··· INFORMATION SHOWN

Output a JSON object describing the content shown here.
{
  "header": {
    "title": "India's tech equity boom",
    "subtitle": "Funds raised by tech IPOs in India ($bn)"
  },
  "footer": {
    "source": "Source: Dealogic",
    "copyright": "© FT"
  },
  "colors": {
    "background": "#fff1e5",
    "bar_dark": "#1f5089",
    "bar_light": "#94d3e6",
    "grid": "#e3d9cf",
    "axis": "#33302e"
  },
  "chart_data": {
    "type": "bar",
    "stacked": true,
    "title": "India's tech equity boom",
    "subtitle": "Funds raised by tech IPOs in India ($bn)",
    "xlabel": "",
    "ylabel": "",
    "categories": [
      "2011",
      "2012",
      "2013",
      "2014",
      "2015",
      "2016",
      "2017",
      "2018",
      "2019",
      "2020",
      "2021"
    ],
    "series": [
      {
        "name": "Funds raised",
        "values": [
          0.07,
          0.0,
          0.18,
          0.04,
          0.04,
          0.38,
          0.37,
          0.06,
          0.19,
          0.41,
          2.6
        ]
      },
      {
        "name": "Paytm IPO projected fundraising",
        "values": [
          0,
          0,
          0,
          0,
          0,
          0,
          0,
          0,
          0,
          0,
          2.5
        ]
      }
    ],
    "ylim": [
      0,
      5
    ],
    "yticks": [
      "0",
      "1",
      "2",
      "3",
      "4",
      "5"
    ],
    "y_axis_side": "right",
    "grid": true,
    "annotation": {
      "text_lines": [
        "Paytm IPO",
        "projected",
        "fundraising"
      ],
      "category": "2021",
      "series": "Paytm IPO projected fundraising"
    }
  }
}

······

### WORK TO BE COMPLETED
Copy out the whole listing exactly.

### TASK RESPONSE
Output a JSON object describing the content shown here.
{
  "header": {
    "title": "India's tech equity boom",
    "subtitle": "Funds raised by tech IPOs in India ($bn)"
  },
  "footer": {
    "source": "Source: Dealogic",
    "copyright": "© FT"
  },
  "colors": {
    "background": "#fff1e5",
    "bar_dark": "#1f5089",
    "bar_light": "#94d3e6",
    "grid": "#e3d9cf",
    "axis": "#33302e"
  },
  "chart_data": {
    "type": "bar",
    "stacked": true,
    "title": "India's tech equity boom",
    "subtitle": "Funds raised by tech IPOs in India ($bn)",
    "xlabel": "",
    "ylabel": "",
    "categories": [
      "2011",
      "2012",
      "2013",
      "2014",
      "2015",
      "2016",
      "2017",
      "2018",
      "2019",
      "2020",
      "2021"
    ],
    "series": [
      {
        "name": "Funds raised",
        "values": [
          0.07,
          0.0,
          0.18,
          0.04,
          0.04,
          0.38,
          0.37,
          0.06,
          0.19,
          0.41,
          2.6
        ]
      },
      {
        "name": "Paytm IPO projected fundraising",
        "values": [
          0,
          0,
          0,
          0,
          0,
          0,
          0,
          0,
          0,
          0,
          2.5
        ]
      }
    ],
    "ylim": [
      0,
      5
    ],
    "yticks": [
      "0",
      "1",
      "2",
      "3",
      "4",
      "5"
    ],
    "y_axis_side": "right",
    "grid": true,
    "annotation": {
      "text_lines": [
        "Paytm IPO",
        "projected",
        "fundraising"
      ],
      "category": "2021",
      "series": "Paytm IPO projected fundraising"
    }
  }
}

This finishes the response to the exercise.